Each line that follows should be printed again exactly as it stands.

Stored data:

____________________

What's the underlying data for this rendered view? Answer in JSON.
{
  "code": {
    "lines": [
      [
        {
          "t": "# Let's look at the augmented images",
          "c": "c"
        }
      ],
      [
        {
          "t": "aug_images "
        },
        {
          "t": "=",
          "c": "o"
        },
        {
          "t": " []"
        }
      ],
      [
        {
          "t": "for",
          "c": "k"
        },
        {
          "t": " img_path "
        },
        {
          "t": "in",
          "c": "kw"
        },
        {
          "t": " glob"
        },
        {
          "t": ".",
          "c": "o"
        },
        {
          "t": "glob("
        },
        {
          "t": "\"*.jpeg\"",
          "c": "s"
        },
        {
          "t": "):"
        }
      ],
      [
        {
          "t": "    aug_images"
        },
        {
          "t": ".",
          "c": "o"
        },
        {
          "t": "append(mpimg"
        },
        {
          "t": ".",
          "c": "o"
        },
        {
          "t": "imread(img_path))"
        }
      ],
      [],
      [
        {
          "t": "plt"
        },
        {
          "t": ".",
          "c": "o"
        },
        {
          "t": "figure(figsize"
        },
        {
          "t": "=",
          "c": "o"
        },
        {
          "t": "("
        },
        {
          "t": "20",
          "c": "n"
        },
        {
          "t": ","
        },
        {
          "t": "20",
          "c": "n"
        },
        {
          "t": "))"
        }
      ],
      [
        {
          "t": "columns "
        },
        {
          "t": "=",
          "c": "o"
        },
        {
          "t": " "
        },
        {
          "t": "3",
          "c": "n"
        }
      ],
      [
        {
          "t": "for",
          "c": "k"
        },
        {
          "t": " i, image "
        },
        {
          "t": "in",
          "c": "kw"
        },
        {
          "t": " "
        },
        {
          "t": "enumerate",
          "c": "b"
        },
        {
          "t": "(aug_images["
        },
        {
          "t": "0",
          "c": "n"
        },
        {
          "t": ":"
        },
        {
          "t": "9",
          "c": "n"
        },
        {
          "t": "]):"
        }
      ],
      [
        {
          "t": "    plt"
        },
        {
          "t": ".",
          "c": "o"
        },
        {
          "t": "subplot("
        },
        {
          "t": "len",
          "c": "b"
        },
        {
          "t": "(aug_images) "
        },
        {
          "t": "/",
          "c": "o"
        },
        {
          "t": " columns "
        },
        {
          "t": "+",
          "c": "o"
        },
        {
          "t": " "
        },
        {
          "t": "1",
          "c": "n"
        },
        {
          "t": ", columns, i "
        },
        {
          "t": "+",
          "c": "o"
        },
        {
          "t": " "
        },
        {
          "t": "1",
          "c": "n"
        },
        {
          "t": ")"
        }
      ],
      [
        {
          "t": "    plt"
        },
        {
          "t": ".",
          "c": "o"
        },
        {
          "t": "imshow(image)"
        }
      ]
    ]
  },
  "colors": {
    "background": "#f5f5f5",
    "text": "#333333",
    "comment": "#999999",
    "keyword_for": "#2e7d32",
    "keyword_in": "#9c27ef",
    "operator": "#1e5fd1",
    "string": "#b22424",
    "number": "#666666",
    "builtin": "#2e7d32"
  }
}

____________________

RESPONSE TO THIS TASK:
What's the underlying data for this rendered view? Answer in JSON.
{
  "code": {
    "lines": [
      [
        {
          "t": "# Let's look at the augmented images",
          "c": "c"
        }
      ],
      [
        {
          "t": "aug_images "
        },
        {
          "t": "=",
          "c": "o"
        },
        {
          "t": " []"
        }
      ],
      [
        {
          "t": "for",
          "c": "k"
        },
        {
          "t": " img_path "
        },
        {
          "t": "in",
          "c": "kw"
        },
        {
          "t": " glob"
        },
        {
          "t": ".",
          "c": "o"
        },
        {
          "t": "glob("
        },
        {
          "t": "\"*.jpeg\"",
          "c": "s"
        },
        {
          "t": "):"
        }
      ],
      [
        {
          "t": "    aug_images"
        },
        {
          "t": ".",
          "c": "o"
        },
        {
          "t": "append(mpimg"
        },
        {
          "t": ".",
          "c": "o"
        },
        {
          "t": "imread(img_path))"
        }
      ],
      [],
      [
        {
          "t": "plt"
        },
        {
          "t": ".",
          "c": "o"
        },
        {
          "t": "figure(figsize"
        },
        {
          "t": "=",
          "c": "o"
        },
        {
          "t": "("
        },
        {
          "t": "20",
          "c": "n"
        },
        {
          "t": ","
        },
        {
          "t": "20",
          "c": "n"
        },
        {
          "t": "))"
        }
      ],
      [
        {
          "t": "columns "
        },
        {
          "t": "=",
          "c": "o"
        },
        {
          "t": " "
        },
        {
          "t": "3",
          "c": "n"
        }
      ],
      [
        {
          "t": "for",
          "c": "k"
        },
        {
          "t": " i, image "
        },
        {
          "t": "in",
          "c": "kw"
        },
        {
          "t": " "
        },
        {
          "t": "enumerate",
          "c": "b"
        },
        {
          "t": "(aug_images["
        },
        {
          "t": "0",
          "c": "n"
        },
        {
          "t": ":"
        },
        {
          "t": "9",
          "c": "n"
        },
        {
          "t": "]):"
        }
      ],
      [
        {
          "t": "    plt"
        },
        {
          "t": ".",
          "c": "o"
        },
        {
          "t": "subplot("
        },
        {
          "t": "len",
          "c": "b"
        },
        {
          "t": "(aug_images) "
        },
        {
          "t": "/",
          "c": "o"
        },
        {
          "t": " columns "
        },
        {
          "t": "+",
          "c": "o"
        },
        {
          "t": " "
        },
        {
          "t": "1",
          "c": "n"
        },
        {
          "t": ", columns, i "
        },
        {
          "t": "+",
          "c": "o"
        },
        {
          "t": " "
        },
        {
          "t": "1",
          "c": "n"
        },
        {
          "t": ")"
        }
      ],
      [
        {
          "t": "    plt"
        },
        {
          "t": ".",
          "c": "o"
        },
        {
          "t": "imshow(image)"
        }
      ]
    ]
  },
  "colors": {
    "background": "#f5f5f5",
    "text": "#333333",
    "comment": "#999999",
    "keyword_for": "#2e7d32",
    "keyword_in": "#9c27ef",
    "operator": "#1e5fd1",
    "string": "#b22424",
    "number": "#666666",
    "builtin": "#2e7d32"
  }
}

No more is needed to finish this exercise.